--- Start of ITEMS ---
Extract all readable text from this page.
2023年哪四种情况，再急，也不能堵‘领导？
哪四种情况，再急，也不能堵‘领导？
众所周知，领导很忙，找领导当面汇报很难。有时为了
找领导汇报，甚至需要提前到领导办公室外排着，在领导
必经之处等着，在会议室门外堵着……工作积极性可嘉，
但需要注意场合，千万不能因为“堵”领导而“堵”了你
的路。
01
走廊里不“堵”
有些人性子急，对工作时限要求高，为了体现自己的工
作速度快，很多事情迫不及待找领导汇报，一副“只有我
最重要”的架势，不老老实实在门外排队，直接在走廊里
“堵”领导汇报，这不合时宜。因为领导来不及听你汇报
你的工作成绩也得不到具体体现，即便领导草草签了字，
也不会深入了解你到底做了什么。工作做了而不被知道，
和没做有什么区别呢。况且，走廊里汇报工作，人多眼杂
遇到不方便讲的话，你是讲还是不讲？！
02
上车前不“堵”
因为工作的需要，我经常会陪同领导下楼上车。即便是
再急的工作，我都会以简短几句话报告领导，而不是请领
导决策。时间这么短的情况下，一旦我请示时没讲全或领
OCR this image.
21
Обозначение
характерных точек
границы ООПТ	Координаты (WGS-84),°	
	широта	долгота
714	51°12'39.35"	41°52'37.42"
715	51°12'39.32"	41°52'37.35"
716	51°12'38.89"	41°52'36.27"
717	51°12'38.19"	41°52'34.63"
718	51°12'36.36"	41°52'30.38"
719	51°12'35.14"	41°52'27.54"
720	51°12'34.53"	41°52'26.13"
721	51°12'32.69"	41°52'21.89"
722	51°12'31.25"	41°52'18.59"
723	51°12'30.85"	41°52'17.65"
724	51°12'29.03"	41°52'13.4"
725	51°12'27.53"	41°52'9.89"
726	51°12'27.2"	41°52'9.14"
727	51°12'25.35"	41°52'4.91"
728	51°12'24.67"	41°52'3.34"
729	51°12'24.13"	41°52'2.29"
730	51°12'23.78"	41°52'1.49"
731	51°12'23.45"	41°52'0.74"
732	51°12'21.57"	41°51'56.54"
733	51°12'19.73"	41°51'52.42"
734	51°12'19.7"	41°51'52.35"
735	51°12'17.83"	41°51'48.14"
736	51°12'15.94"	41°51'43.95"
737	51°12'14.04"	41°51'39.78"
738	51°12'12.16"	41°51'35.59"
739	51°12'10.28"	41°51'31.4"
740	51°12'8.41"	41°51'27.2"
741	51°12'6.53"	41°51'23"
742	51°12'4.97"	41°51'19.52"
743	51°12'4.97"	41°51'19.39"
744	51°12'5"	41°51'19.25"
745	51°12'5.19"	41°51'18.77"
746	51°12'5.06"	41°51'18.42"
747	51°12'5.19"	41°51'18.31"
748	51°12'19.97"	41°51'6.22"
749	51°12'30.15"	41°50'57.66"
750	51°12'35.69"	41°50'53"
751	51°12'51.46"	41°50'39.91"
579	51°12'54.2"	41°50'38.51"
--- End of ITEMS ---
*PROBLEM TO SOLVE*. What is the number of lines in this listing that contain the word "也不能堵"? Answer with that number and nothing else.

*TASK SOLUTION*. 2